### EXERCISE
Here are some records; quote them exactly, leaving out the pictures.

### MATERIAL
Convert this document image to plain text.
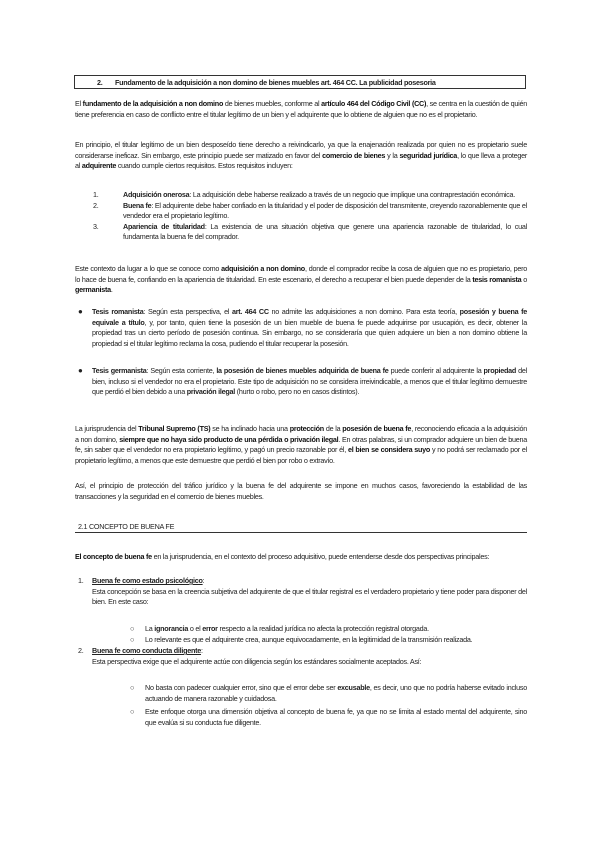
2. Fundamento de la adquisición a non domino de bienes muebles art. 464 CC. La publicidad posesoria

El fundamento de la adquisición a non domino de bienes muebles, conforme al artículo 464 del Código Civil (CC), se centra en la cuestión de quién tiene preferencia en caso de conflicto entre el titular legítimo de un bien y el adquirente que lo obtiene de alguien que no es el propietario.

En principio, el titular legítimo de un bien desposeído tiene derecho a reivindicarlo, ya que la enajenación realizada por quien no es propietario suele considerarse ineficaz. Sin embargo, este principio puede ser matizado en favor del comercio de bienes y la seguridad jurídica, lo que lleva a proteger al adquirente cuando cumple ciertos requisitos. Estos requisitos incluyen:

1.	Adquisición onerosa: La adquisición debe haberse realizado a través de un negocio que implique una contraprestación económica.
2.	Buena fe: El adquirente debe haber confiado en la titularidad y el poder de disposición del transmitente, creyendo razonablemente que el vendedor era el propietario legítimo.
3.	Apariencia de titularidad: La existencia de una situación objetiva que genere una apariencia razonable de titularidad, lo cual fundamenta la buena fe del comprador.

Este contexto da lugar a lo que se conoce como adquisición a non domino, donde el comprador recibe la cosa de alguien que no es propietario, pero lo hace de buena fe, confiando en la apariencia de titularidad. En este escenario, el derecho a recuperar el bien puede depender de la tesis romanista o germanista.

● Tesis romanista: Según esta perspectiva, el art. 464 CC no admite las adquisiciones a non domino. Para esta teoría, posesión y buena fe equivale a título, y, por tanto, quien tiene la posesión de un bien mueble de buena fe puede adquirirse por usucapión, es decir, obtener la propiedad tras un cierto período de posesión continua. Sin embargo, no se consideraría que quien adquiere un bien a non domino obtiene la propiedad si el titular legítimo reclama la cosa, pudiendo el titular recuperar la posesión.

● Tesis germanista: Según esta corriente, la posesión de bienes muebles adquirida de buena fe puede conferir al adquirente la propiedad del bien, incluso si el vendedor no era el propietario. Este tipo de adquisición no se considera irreivindicable, a menos que el titular legítimo demuestre que perdió el bien debido a una privación ilegal (hurto o robo, pero no en casos distintos).

La jurisprudencia del Tribunal Supremo (TS) se ha inclinado hacia una protección de la posesión de buena fe, reconociendo eficacia a la adquisición a non domino, siempre que no haya sido producto de una pérdida o privación ilegal. En otras palabras, si un comprador adquiere un bien de buena fe, sin saber que el vendedor no era propietario legítimo, y pagó un precio razonable por él, el bien se considera suyo y no podrá ser reclamado por el propietario legítimo, a menos que este demuestre que perdió el bien por robo o extravío.

Así, el principio de protección del tráfico jurídico y la buena fe del adquirente se impone en muchos casos, favoreciendo la estabilidad de las transacciones y la seguridad en el comercio de bienes muebles.

2.1 CONCEPTO DE BUENA FE

El concepto de buena fe en la jurisprudencia, en el contexto del proceso adquisitivo, puede entenderse desde dos perspectivas principales:

1. Buena fe como estado psicológico:
Esta concepción se basa en la creencia subjetiva del adquirente de que el titular registral es el verdadero propietario y tiene poder para disponer del bien. En este caso:

○ La ignorancia o el error respecto a la realidad jurídica no afecta la protección registral otorgada.

○ Lo relevante es que el adquirente crea, aunque equivocadamente, en la legitimidad de la transmisión realizada.

2. Buena fe como conducta diligente:
Esta perspectiva exige que el adquirente actúe con diligencia según los estándares socialmente aceptados. Así:

○ No basta con padecer cualquier error, sino que el error debe ser excusable, es decir, uno que no podría haberse evitado incluso actuando de manera razonable y cuidadosa.

○ Este enfoque otorga una dimensión objetiva al concepto de buena fe, ya que no se limita al estado mental del adquirente, sino que evalúa si su conducta fue diligente.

### EXERCISE RESULT
Convert this document image to plain text.
2. Fundamento de la adquisición a non domino de bienes muebles art. 464 CC. La publicidad posesoria

El fundamento de la adquisición a non domino de bienes muebles, conforme al artículo 464 del Código Civil (CC), se centra en la cuestión de quién tiene preferencia en caso de conflicto entre el titular legítimo de un bien y el adquirente que lo obtiene de alguien que no es el propietario.

En principio, el titular legítimo de un bien desposeído tiene derecho a reivindicarlo, ya que la enajenación realizada por quien no es propietario suele considerarse ineficaz. Sin embargo, este principio puede ser matizado en favor del comercio de bienes y la seguridad jurídica, lo que lleva a proteger al adquirente cuando cumple ciertos requisitos. Estos requisitos incluyen:

1.	Adquisición onerosa: La adquisición debe haberse realizado a través de un negocio que implique una contraprestación económica.
2.	Buena fe: El adquirente debe haber confiado en la titularidad y el poder de disposición del transmitente, creyendo razonablemente que el vendedor era el propietario legítimo.
3.	Apariencia de titularidad: La existencia de una situación objetiva que genere una apariencia razonable de titularidad, lo cual fundamenta la buena fe del comprador.

Este contexto da lugar a lo que se conoce como adquisición a non domino, donde el comprador recibe la cosa de alguien que no es propietario, pero lo hace de buena fe, confiando en la apariencia de titularidad. En este escenario, el derecho a recuperar el bien puede depender de la tesis romanista o germanista.

● Tesis romanista: Según esta perspectiva, el art. 464 CC no admite las adquisiciones a non domino. Para esta teoría, posesión y buena fe equivale a título, y, por tanto, quien tiene la posesión de un bien mueble de buena fe puede adquirirse por usucapión, es decir, obtener la propiedad tras un cierto período de posesión continua. Sin embargo, no se consideraría que quien adquiere un bien a non domino obtiene la propiedad si el titular legítimo reclama la cosa, pudiendo el titular recuperar la posesión.

● Tesis germanista: Según esta corriente, la posesión de bienes muebles adquirida de buena fe puede conferir al adquirente la propiedad del bien, incluso si el vendedor no era el propietario. Este tipo de adquisición no se considera irreivindicable, a menos que el titular legítimo demuestre que perdió el bien debido a una privación ilegal (hurto o robo, pero no en casos distintos).

La jurisprudencia del Tribunal Supremo (TS) se ha inclinado hacia una protección de la posesión de buena fe, reconociendo eficacia a la adquisición a non domino, siempre que no haya sido producto de una pérdida o privación ilegal. En otras palabras, si un comprador adquiere un bien de buena fe, sin saber que el vendedor no era propietario legítimo, y pagó un precio razonable por él, el bien se considera suyo y no podrá ser reclamado por el propietario legítimo, a menos que este demuestre que perdió el bien por robo o extravío.

Así, el principio de protección del tráfico jurídico y la buena fe del adquirente se impone en muchos casos, favoreciendo la estabilidad de las transacciones y la seguridad en el comercio de bienes muebles.

2.1 CONCEPTO DE BUENA FE

El concepto de buena fe en la jurisprudencia, en el contexto del proceso adquisitivo, puede entenderse desde dos perspectivas principales:

1. Buena fe como estado psicológico:
Esta concepción se basa en la creencia subjetiva del adquirente de que el titular registral es el verdadero propietario y tiene poder para disponer del bien. En este caso:

○ La ignorancia o el error respecto a la realidad jurídica no afecta la protección registral otorgada.

○ Lo relevante es que el adquirente crea, aunque equivocadamente, en la legitimidad de la transmisión realizada.

2. Buena fe como conducta diligente:
Esta perspectiva exige que el adquirente actúe con diligencia según los estándares socialmente aceptados. Así:

○ No basta con padecer cualquier error, sino que el error debe ser excusable, es decir, uno que no podría haberse evitado incluso actuando de manera razonable y cuidadosa.

○ Este enfoque otorga una dimensión objetiva al concepto de buena fe, ya que no se limita al estado mental del adquirente, sino que evalúa si su conducta fue diligente.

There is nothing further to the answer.